» **Kurzaufgabe A**: Kannst du den Textauszug über den Abstieg von Aergera Giffers vollständig und Wort für Wort wiedergeben?

Nach dem letztjährigen Abstieg aus der NLA musste sich Aergera Giffers überlegen, wohin sein Weg führen soll. Regionales Schaffen in der NLB soll beim Sensler Unihockeyverein künftig im Zentrum stehen.

Für Aergera Giffers geht am Samstag die Meisterschaft wieder los - diesmal in der NLB und mit einem ziemlich veränderten Gesicht. © Archivbild: Charles Ellena

Richard Kaeser, nach einem Abstieg kommt der Moment, an dem man über die Bücher geht und schaut, was falsch gelaufen ist und wie es weitergehen soll. Was hat die Auslegeordnung bei Aergera Giffers zutage gefördert?

Die Analyse der letzten Saison hat gezeigt, dass es durchs Band an Qualität gefehlt hat, auf und neben dem Feld. Das Spielerinnengefäss war zu wenig gut für die NLA, der Staff war zu wenig breit und hat ebenfalls Fehler gemacht.

Als Trainer sind Sie Teil des Staffs. Was kreiden Sie sich selbst an?

(Gespeicherte Dateneinträge)
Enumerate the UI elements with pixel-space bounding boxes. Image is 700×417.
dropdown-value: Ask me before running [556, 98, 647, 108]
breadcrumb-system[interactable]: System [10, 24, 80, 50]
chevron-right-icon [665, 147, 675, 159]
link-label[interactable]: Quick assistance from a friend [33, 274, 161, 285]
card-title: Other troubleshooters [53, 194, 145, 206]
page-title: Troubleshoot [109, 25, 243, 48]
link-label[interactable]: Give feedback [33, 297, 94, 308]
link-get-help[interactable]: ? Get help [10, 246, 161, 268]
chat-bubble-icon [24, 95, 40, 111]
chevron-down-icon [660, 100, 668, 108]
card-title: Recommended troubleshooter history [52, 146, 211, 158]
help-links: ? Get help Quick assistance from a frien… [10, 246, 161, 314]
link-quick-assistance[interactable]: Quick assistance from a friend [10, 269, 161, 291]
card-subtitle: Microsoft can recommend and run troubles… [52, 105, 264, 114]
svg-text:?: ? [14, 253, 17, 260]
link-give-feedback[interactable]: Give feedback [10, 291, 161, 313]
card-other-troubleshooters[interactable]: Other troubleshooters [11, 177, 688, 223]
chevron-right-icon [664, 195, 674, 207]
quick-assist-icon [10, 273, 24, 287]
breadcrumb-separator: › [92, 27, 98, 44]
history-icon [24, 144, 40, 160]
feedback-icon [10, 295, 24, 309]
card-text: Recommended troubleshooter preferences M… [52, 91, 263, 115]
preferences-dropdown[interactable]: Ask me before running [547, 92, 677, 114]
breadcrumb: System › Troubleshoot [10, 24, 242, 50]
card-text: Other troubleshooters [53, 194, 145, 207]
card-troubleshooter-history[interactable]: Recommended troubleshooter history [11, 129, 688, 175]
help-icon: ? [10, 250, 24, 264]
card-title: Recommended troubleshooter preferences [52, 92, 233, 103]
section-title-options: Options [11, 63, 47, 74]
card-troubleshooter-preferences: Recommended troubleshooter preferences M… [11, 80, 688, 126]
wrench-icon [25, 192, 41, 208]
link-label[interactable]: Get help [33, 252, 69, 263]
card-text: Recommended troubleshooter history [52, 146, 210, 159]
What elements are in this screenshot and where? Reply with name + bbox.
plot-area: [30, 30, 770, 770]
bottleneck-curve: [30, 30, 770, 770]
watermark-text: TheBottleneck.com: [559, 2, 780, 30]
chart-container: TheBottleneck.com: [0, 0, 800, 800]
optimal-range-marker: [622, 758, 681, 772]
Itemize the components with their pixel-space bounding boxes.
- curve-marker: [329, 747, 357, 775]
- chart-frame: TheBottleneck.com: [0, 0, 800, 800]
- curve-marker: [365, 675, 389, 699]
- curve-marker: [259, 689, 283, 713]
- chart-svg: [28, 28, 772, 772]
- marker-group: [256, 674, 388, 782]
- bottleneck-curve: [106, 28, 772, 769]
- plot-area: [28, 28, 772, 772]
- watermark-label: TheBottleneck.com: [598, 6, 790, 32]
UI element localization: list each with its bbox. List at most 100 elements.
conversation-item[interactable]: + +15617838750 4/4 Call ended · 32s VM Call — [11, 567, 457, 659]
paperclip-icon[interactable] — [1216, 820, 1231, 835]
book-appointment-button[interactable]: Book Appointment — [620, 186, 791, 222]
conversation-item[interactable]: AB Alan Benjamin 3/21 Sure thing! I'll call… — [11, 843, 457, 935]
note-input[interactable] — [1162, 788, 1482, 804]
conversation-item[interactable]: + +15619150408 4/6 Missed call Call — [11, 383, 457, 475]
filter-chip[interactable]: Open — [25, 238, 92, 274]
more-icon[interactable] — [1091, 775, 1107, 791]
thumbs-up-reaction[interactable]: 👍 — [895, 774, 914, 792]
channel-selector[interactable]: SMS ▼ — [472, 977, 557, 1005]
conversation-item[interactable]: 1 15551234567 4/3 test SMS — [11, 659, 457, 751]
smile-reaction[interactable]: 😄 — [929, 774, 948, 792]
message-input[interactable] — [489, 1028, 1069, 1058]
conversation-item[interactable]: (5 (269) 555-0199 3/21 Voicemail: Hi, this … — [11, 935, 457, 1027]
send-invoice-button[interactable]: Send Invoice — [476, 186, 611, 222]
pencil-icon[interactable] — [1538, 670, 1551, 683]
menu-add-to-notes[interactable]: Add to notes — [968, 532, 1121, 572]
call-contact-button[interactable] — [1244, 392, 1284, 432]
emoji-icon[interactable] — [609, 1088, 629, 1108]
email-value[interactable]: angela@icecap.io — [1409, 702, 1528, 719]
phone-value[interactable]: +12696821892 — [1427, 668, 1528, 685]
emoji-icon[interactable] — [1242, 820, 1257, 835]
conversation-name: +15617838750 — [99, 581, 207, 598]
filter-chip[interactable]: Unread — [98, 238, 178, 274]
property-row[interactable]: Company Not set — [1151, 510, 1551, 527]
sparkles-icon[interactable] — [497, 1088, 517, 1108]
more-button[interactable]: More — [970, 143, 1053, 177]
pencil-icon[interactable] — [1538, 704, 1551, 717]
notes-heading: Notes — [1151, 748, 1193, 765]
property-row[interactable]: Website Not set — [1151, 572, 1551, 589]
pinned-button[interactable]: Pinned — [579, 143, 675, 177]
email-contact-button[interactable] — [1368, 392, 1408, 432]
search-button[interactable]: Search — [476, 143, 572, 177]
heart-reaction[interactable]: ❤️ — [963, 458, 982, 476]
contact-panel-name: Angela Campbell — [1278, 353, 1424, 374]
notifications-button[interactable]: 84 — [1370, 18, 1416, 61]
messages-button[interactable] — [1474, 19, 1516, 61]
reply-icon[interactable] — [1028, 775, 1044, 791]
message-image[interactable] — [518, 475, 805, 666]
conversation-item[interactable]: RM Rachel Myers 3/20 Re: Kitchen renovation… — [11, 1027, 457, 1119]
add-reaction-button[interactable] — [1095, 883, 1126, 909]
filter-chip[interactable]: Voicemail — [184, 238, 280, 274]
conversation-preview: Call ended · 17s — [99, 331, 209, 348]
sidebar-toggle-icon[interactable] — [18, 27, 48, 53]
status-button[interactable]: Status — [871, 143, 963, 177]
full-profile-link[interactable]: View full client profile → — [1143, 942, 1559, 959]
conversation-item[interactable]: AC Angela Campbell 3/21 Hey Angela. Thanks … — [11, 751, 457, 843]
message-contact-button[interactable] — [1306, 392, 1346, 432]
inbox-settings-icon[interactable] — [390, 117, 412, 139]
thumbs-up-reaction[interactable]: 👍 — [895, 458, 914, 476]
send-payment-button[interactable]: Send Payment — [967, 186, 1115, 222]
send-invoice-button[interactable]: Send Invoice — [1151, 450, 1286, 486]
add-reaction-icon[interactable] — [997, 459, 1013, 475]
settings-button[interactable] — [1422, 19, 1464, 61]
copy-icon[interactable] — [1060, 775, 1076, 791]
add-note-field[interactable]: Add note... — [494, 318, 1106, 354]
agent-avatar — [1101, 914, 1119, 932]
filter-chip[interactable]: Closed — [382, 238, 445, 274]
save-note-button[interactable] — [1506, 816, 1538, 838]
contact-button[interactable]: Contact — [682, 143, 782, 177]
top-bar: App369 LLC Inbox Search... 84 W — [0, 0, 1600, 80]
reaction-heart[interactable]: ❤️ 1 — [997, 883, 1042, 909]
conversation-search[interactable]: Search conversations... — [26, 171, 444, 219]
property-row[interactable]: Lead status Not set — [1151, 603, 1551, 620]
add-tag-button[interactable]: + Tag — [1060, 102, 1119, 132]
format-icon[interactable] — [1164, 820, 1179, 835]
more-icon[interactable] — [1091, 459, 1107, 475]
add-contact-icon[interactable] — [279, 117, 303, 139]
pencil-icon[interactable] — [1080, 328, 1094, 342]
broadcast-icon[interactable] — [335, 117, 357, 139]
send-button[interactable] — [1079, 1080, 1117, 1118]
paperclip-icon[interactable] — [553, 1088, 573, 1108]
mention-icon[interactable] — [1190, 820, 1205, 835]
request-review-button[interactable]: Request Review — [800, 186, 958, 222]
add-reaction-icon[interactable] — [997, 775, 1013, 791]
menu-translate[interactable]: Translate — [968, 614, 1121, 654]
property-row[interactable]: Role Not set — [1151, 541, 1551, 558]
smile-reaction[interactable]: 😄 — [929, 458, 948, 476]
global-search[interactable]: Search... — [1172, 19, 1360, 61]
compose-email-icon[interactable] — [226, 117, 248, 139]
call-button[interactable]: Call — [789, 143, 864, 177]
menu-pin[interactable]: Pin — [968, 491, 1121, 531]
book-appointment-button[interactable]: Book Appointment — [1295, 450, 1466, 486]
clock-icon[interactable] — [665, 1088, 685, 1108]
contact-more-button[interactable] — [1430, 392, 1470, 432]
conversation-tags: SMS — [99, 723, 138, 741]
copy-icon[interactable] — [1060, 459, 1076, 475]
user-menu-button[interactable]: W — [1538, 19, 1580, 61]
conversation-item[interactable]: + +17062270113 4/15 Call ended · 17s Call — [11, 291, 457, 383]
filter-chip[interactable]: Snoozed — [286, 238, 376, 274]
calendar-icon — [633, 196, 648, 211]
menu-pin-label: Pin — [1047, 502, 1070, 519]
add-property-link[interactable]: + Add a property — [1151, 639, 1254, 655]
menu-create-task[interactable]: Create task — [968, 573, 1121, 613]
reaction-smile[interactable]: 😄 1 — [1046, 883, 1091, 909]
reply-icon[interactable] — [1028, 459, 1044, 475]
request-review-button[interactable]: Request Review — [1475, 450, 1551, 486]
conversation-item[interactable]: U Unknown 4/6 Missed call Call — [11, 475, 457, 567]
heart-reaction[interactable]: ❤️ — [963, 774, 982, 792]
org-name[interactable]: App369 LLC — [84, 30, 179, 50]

» **Kurzaufgabe B**: Kannst du nur die Zeilen der Einträge ausschreiben, die vom Anfang der Einträge bis einschließlich der Zeile mit „link-get-help[interactable]: ? Get“ reichen, und zwar unverändert?

» **Antwort A**:
Nach dem letztjährigen Abstieg aus der NLA musste sich Aergera Giffers überlegen, wohin sein Weg führen soll. Regionales Schaffen in der NLB soll beim Sensler Unihockeyverein künftig im Zentrum stehen.

Für Aergera Giffers geht am Samstag die Meisterschaft wieder los - diesmal in der NLB und mit einem ziemlich veränderten Gesicht. © Archivbild: Charles Ellena

Richard Kaeser, nach einem Abstieg kommt der Moment, an dem man über die Bücher geht und schaut, was falsch gelaufen ist und wie es weitergehen soll. Was hat die Auslegeordnung bei Aergera Giffers zutage gefördert?

Die Analyse der letzten Saison hat gezeigt, dass es durchs Band an Qualität gefehlt hat, auf und neben dem Feld. Das Spielerinnengefäss war zu wenig gut für die NLA, der Staff war zu wenig breit und hat ebenfalls Fehler gemacht.

Als Trainer sind Sie Teil des Staffs. Was kreiden Sie sich selbst an?

» **Antwort B**:
Enumerate the UI elements with pixel-space bounding boxes. Image is 700×417.
dropdown-value: Ask me before running [556, 98, 647, 108]
breadcrumb-system[interactable]: System [10, 24, 80, 50]
chevron-right-icon [665, 147, 675, 159]
link-label[interactable]: Quick assistance from a friend [33, 274, 161, 285]
card-title: Other troubleshooters [53, 194, 145, 206]
page-title: Troubleshoot [109, 25, 243, 48]
link-label[interactable]: Give feedback [33, 297, 94, 308]
link-get-help[interactable]: ? Get help [10, 246, 161, 268]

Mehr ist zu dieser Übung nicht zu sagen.